*What you have to do*: Every line of the listing must be reproduced as it stands. Leave the images behind.

*Records for this task*:

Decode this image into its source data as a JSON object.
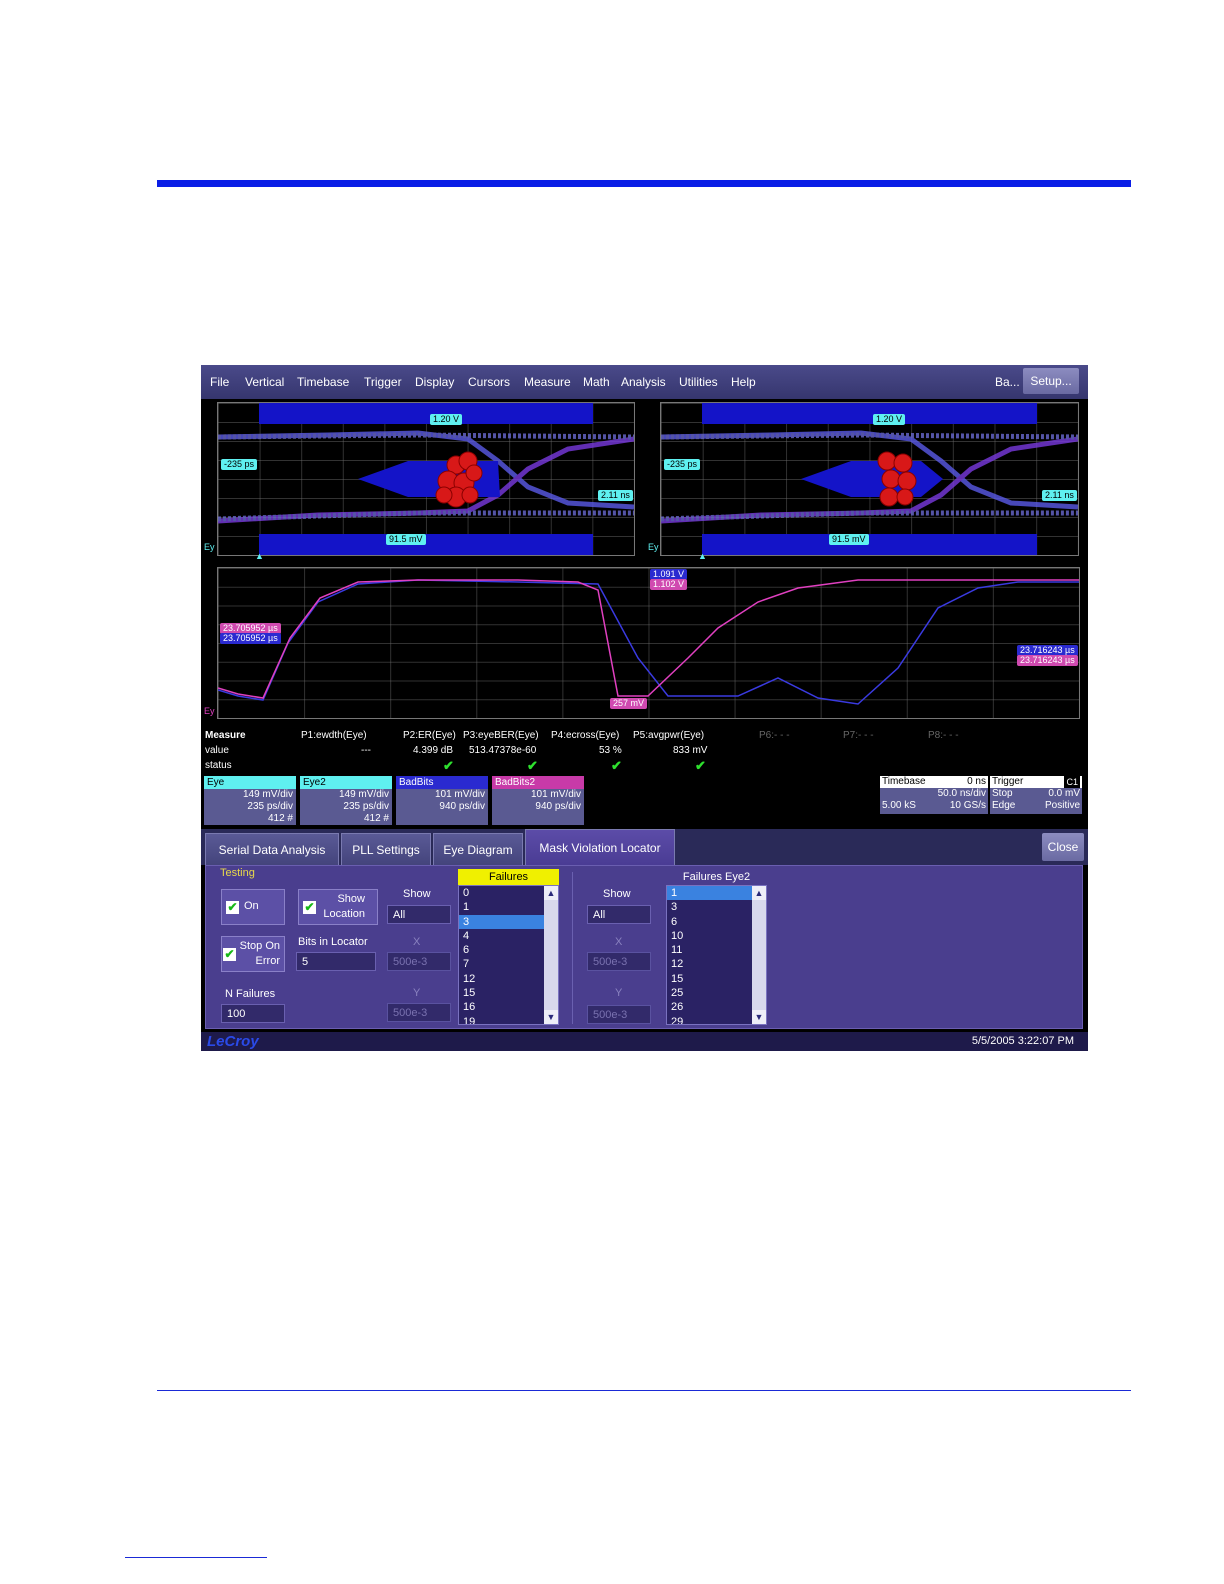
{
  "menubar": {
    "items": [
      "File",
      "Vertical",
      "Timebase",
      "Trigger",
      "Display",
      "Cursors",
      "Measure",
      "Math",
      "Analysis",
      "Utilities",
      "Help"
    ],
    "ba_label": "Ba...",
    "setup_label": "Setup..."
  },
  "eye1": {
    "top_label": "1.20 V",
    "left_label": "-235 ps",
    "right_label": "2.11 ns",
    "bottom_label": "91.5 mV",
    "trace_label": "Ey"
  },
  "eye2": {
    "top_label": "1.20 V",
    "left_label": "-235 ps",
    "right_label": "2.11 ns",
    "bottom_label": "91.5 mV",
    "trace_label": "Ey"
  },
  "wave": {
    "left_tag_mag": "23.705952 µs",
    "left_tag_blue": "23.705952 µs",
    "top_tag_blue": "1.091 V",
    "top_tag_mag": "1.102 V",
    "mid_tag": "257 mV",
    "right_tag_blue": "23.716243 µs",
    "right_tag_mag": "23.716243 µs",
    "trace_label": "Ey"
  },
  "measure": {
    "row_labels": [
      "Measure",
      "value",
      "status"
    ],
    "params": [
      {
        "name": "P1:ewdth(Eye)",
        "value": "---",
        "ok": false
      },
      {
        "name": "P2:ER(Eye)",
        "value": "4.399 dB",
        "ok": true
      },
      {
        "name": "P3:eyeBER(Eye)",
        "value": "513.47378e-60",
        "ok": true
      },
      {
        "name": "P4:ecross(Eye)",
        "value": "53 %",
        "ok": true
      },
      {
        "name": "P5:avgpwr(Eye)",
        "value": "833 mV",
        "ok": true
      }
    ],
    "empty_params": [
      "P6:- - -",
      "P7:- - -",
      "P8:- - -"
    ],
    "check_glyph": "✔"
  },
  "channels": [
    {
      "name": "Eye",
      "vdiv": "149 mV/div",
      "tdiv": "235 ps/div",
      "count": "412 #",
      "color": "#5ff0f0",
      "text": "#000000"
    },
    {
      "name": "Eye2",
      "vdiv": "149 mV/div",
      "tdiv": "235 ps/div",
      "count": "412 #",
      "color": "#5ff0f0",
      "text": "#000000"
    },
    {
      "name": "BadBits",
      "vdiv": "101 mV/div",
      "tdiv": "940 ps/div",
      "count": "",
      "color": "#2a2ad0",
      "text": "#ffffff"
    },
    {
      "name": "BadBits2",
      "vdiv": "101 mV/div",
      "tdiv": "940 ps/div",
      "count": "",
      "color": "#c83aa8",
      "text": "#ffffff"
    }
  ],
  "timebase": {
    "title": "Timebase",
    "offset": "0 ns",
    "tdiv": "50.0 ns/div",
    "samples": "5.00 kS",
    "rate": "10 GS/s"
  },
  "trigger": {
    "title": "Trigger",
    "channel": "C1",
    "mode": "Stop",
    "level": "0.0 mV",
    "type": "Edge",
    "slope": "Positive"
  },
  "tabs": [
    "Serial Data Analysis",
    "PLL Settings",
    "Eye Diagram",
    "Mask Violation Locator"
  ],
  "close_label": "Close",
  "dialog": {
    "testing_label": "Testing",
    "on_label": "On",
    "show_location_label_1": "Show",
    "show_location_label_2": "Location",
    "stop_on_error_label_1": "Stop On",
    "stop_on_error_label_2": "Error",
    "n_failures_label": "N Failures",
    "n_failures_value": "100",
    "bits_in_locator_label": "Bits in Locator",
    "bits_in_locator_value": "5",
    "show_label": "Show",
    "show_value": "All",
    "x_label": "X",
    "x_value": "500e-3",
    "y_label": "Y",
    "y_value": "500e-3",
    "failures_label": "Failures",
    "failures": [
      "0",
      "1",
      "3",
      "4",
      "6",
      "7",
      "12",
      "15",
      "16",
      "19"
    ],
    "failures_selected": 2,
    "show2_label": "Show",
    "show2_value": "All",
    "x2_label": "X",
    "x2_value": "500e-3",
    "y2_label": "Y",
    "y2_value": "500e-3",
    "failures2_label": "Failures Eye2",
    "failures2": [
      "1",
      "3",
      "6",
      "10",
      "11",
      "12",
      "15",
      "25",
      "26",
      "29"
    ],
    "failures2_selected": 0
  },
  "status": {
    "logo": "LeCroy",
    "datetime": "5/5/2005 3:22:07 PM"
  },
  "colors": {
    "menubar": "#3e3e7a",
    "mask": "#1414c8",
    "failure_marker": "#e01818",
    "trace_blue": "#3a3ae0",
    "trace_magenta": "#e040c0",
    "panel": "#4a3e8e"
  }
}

*Solution*:
Decode this image into its source data as a JSON object.
{
  "menubar": {
    "items": [
      "File",
      "Vertical",
      "Timebase",
      "Trigger",
      "Display",
      "Cursors",
      "Measure",
      "Math",
      "Analysis",
      "Utilities",
      "Help"
    ],
    "ba_label": "Ba...",
    "setup_label": "Setup..."
  },
  "eye1": {
    "top_label": "1.20 V",
    "left_label": "-235 ps",
    "right_label": "2.11 ns",
    "bottom_label": "91.5 mV",
    "trace_label": "Ey"
  },
  "eye2": {
    "top_label": "1.20 V",
    "left_label": "-235 ps",
    "right_label": "2.11 ns",
    "bottom_label": "91.5 mV",
    "trace_label": "Ey"
  },
  "wave": {
    "left_tag_mag": "23.705952 µs",
    "left_tag_blue": "23.705952 µs",
    "top_tag_blue": "1.091 V",
    "top_tag_mag": "1.102 V",
    "mid_tag": "257 mV",
    "right_tag_blue": "23.716243 µs",
    "right_tag_mag": "23.716243 µs",
    "trace_label": "Ey"
  },
  "measure": {
    "row_labels": [
      "Measure",
      "value",
      "status"
    ],
    "params": [
      {
        "name": "P1:ewdth(Eye)",
        "value": "---",
        "ok": false
      },
      {
        "name": "P2:ER(Eye)",
        "value": "4.399 dB",
        "ok": true
      },
      {
        "name": "P3:eyeBER(Eye)",
        "value": "513.47378e-60",
        "ok": true
      },
      {
        "name": "P4:ecross(Eye)",
        "value": "53 %",
        "ok": true
      },
      {
        "name": "P5:avgpwr(Eye)",
        "value": "833 mV",
        "ok": true
      }
    ],
    "empty_params": [
      "P6:- - -",
      "P7:- - -",
      "P8:- - -"
    ],
    "check_glyph": "✔"
  },
  "channels": [
    {
      "name": "Eye",
      "vdiv": "149 mV/div",
      "tdiv": "235 ps/div",
      "count": "412 #",
      "color": "#5ff0f0",
      "text": "#000000"
    },
    {
      "name": "Eye2",
      "vdiv": "149 mV/div",
      "tdiv": "235 ps/div",
      "count": "412 #",
      "color": "#5ff0f0",
      "text": "#000000"
    },
    {
      "name": "BadBits",
      "vdiv": "101 mV/div",
      "tdiv": "940 ps/div",
      "count": "",
      "color": "#2a2ad0",
      "text": "#ffffff"
    },
    {
      "name": "BadBits2",
      "vdiv": "101 mV/div",
      "tdiv": "940 ps/div",
      "count": "",
      "color": "#c83aa8",
      "text": "#ffffff"
    }
  ],
  "timebase": {
    "title": "Timebase",
    "offset": "0 ns",
    "tdiv": "50.0 ns/div",
    "samples": "5.00 kS",
    "rate": "10 GS/s"
  },
  "trigger": {
    "title": "Trigger",
    "channel": "C1",
    "mode": "Stop",
    "level": "0.0 mV",
    "type": "Edge",
    "slope": "Positive"
  },
  "tabs": [
    "Serial Data Analysis",
    "PLL Settings",
    "Eye Diagram",
    "Mask Violation Locator"
  ],
  "close_label": "Close",
  "dialog": {
    "testing_label": "Testing",
    "on_label": "On",
    "show_location_label_1": "Show",
    "show_location_label_2": "Location",
    "stop_on_error_label_1": "Stop On",
    "stop_on_error_label_2": "Error",
    "n_failures_label": "N Failures",
    "n_failures_value": "100",
    "bits_in_locator_label": "Bits in Locator",
    "bits_in_locator_value": "5",
    "show_label": "Show",
    "show_value": "All",
    "x_label": "X",
    "x_value": "500e-3",
    "y_label": "Y",
    "y_value": "500e-3",
    "failures_label": "Failures",
    "failures": [
      "0",
      "1",
      "3",
      "4",
      "6",
      "7",
      "12",
      "15",
      "16",
      "19"
    ],
    "failures_selected": 2,
    "show2_label": "Show",
    "show2_value": "All",
    "x2_label": "X",
    "x2_value": "500e-3",
    "y2_label": "Y",
    "y2_value": "500e-3",
    "failures2_label": "Failures Eye2",
    "failures2": [
      "1",
      "3",
      "6",
      "10",
      "11",
      "12",
      "15",
      "25",
      "26",
      "29"
    ],
    "failures2_selected": 0
  },
  "status": {
    "logo": "LeCroy",
    "datetime": "5/5/2005 3:22:07 PM"
  },
  "colors": {
    "menubar": "#3e3e7a",
    "mask": "#1414c8",
    "failure_marker": "#e01818",
    "trace_blue": "#3a3ae0",
    "trace_magenta": "#e040c0",
    "panel": "#4a3e8e"
  }
}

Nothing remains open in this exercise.